### [TEXT BLOCK]

A previous issue was raised about this but incorrectly closed as intended behavior/unfixable: huggingface/tokenizers#1237 . Although not all tokenizers have this property, sentencepiece is very widely used now due to llama and mistral so it would make sense for this behavior to be preserved.

There could be two fixes for this: either not add the extra space, or tokenize <s> A the same as <s>A (i think could be accomplished by changing the AddedToken params for these tokens.

The text was updated successfully, but these errors were encountered:

ArthurZucker · 2024-05-17T12:05:57Z

Do you have a reproducer?
I'd love to fix it, but I'm not sure this is still happening

ArthurZucker · 2024-05-17T12:06:27Z

Llama based tokenizer don't have this issue anymore and was fixed by the metaspace refactoring.

ArthurZucker · 2024-05-17T12:06:54Z

Are you using legacy=False (mistral does not)

ArthurZucker · 2024-05-17T12:12:22Z

Also the snipper shared:

from transformers import LlamaTokenizer
model_id = "lmsys/vicuna-13b-delta-v1.1"
tokenizer = LlamaTokenizer.from_pretrained(model_id, add_bos_token = False, )
message = "<s>hello</s>"

### [SET TASK 1]
In the tokenizer issue thread, which refactoring is said to have fixed the issue for Llama-based tokenizers?
### [SET TASK 2]
Extend the tokenizer issue thread from the point where it stops.

### [RECORD EXTRACTS]
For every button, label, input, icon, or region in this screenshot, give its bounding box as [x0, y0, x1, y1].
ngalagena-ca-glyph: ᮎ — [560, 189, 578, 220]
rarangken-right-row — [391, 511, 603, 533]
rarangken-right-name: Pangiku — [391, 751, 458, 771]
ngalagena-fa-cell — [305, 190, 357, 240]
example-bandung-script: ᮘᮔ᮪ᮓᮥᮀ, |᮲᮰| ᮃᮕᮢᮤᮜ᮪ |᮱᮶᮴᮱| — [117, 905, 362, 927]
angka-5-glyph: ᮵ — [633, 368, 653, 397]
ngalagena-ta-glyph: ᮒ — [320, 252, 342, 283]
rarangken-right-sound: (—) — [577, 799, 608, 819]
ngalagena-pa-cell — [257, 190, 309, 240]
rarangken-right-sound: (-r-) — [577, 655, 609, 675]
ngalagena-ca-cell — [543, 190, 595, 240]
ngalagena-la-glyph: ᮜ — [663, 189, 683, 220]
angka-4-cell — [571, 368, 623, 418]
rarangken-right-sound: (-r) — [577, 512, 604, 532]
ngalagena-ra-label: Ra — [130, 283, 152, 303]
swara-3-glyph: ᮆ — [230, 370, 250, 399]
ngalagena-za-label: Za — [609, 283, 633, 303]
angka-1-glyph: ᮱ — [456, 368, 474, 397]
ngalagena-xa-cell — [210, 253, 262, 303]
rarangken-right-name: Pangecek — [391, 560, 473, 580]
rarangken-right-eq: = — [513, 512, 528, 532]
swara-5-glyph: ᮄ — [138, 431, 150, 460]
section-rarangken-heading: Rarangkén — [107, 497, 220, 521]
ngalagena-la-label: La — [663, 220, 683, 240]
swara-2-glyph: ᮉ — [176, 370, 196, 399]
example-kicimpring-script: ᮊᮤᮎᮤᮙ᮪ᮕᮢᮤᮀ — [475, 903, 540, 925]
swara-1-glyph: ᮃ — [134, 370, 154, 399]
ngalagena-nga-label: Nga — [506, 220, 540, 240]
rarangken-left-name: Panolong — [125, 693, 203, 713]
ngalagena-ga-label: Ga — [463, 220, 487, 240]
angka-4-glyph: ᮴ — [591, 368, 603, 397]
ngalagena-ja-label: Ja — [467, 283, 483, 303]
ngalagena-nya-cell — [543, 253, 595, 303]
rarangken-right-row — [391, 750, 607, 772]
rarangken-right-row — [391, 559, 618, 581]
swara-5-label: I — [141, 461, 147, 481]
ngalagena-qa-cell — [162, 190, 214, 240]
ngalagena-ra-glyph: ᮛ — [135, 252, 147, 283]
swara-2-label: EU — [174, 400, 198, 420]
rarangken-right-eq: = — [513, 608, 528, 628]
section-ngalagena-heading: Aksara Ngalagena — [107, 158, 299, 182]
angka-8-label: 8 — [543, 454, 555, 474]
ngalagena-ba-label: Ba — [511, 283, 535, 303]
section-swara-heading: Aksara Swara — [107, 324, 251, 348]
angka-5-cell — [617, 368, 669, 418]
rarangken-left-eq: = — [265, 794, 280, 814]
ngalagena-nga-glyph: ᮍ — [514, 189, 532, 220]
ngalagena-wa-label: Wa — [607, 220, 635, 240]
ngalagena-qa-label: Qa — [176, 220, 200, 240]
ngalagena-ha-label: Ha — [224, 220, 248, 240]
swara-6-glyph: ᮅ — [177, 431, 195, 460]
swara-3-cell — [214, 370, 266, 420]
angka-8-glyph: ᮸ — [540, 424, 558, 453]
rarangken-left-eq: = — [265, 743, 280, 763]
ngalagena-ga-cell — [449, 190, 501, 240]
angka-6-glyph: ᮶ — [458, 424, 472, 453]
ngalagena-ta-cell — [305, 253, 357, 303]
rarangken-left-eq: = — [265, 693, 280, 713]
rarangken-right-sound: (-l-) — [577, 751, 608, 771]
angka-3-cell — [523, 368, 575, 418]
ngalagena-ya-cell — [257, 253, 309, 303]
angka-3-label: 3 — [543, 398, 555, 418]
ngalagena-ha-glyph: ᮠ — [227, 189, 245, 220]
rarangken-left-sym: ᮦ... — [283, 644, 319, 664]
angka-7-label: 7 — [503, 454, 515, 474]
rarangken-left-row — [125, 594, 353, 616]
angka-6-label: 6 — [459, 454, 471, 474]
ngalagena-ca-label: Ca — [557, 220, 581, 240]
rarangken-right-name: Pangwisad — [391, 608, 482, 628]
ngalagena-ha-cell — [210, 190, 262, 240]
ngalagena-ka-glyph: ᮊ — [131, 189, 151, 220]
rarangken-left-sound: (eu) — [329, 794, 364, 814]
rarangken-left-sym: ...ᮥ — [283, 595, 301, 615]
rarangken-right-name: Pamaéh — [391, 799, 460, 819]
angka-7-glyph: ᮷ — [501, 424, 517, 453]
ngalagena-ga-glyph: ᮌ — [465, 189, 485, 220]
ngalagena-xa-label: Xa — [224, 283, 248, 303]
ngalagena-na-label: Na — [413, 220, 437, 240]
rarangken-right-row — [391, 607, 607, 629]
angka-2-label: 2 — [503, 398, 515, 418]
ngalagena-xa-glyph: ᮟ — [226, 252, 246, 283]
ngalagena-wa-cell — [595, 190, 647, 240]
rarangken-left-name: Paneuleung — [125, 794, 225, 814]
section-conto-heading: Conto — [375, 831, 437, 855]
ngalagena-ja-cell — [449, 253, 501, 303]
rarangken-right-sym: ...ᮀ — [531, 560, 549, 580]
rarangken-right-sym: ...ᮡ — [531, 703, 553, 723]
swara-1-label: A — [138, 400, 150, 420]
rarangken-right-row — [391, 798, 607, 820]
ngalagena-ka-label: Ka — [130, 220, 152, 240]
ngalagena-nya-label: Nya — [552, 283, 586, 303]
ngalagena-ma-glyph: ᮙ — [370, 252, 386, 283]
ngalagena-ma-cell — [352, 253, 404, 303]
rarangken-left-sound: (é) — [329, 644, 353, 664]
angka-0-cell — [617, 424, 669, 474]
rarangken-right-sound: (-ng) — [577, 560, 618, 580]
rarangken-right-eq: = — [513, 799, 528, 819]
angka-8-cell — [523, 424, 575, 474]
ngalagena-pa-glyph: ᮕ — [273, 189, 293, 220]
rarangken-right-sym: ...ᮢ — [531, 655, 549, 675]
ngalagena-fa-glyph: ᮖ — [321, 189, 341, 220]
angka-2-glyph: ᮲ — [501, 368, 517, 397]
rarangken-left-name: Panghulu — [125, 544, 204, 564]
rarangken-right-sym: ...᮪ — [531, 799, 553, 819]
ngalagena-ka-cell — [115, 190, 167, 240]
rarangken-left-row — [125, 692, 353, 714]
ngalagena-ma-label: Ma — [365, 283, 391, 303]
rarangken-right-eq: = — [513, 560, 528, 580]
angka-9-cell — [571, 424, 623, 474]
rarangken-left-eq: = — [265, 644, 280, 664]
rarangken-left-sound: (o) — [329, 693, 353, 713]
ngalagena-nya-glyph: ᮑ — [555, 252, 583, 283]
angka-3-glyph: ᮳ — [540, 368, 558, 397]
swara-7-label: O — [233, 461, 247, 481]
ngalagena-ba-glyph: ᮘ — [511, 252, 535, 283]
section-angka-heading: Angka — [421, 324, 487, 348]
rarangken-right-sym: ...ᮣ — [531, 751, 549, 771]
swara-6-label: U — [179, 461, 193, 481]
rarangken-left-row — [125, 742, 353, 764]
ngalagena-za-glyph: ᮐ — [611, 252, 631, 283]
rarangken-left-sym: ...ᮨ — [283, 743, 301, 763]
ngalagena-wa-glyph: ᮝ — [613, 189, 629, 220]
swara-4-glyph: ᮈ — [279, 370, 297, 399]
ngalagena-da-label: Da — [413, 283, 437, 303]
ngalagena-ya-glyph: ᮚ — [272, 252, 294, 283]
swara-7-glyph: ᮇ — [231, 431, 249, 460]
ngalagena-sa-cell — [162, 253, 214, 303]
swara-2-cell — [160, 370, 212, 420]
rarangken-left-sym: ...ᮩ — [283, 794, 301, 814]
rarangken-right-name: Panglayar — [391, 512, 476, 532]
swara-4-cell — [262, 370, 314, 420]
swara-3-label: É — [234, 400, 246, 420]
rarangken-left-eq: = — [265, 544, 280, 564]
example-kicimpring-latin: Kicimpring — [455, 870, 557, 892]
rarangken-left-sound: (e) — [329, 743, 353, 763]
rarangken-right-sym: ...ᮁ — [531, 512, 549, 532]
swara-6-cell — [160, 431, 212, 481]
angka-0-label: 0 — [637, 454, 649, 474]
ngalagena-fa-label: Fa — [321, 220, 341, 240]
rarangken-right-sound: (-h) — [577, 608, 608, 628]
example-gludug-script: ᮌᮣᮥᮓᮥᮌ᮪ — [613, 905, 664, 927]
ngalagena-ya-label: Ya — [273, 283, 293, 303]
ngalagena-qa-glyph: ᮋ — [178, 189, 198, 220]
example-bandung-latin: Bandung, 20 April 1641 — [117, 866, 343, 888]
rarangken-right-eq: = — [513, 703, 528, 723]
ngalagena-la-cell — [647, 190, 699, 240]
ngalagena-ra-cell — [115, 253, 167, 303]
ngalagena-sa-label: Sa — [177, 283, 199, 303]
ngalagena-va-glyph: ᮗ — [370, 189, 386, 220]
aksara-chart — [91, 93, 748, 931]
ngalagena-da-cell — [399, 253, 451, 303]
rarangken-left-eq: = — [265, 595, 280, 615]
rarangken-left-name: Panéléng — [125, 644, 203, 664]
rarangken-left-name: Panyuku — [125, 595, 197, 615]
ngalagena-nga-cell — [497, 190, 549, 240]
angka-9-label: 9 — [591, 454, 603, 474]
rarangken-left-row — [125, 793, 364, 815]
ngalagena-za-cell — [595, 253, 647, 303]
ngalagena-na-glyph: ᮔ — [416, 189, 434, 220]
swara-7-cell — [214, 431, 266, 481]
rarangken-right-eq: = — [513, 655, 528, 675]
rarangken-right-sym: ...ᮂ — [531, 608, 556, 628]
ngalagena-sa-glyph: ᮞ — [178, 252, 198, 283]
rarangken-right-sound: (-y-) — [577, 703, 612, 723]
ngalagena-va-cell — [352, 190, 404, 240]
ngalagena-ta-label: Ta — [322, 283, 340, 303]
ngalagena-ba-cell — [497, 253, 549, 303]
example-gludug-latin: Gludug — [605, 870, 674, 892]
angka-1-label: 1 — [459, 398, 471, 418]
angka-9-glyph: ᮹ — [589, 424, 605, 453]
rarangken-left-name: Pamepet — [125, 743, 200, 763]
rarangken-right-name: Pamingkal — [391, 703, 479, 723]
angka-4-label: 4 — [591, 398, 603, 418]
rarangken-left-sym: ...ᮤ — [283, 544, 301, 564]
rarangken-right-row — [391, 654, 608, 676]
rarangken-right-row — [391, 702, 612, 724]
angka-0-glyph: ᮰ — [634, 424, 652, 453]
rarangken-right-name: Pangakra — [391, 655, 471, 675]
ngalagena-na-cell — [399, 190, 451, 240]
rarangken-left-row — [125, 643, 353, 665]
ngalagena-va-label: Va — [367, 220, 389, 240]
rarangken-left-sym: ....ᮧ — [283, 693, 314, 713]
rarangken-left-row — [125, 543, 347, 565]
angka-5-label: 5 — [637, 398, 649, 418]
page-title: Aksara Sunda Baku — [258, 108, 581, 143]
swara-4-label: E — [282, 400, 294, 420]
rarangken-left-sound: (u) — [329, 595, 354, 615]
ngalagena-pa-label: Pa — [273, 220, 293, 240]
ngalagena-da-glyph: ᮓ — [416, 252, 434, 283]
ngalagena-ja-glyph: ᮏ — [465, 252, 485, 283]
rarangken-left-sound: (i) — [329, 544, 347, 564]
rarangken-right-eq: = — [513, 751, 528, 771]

### [RESULT 1]
The metaspace refactoring.

### [RESULT 2]
decoded = tokenizer.decode(tokenizer(message)['input_ids'])
print(decoded, decoded == message)

this is on transformers side. Not tokenizers. I'll open a PR right away, it's super weird that it was not caught up until now

github-actions · 2024-06-17T01:53:49Z

This issue is stale because it has been open 30 days with no activity. Remove stale label or comment or this will be closed in 5 days.

ArthurZucker · 2024-06-20T07:32:39Z

Update:

In [2]: tokenizer.tokenize(message)
Out[2]: ['<s>', '▁hello', '</s>']

This is kind of expected: we add a prefix space at the beginning.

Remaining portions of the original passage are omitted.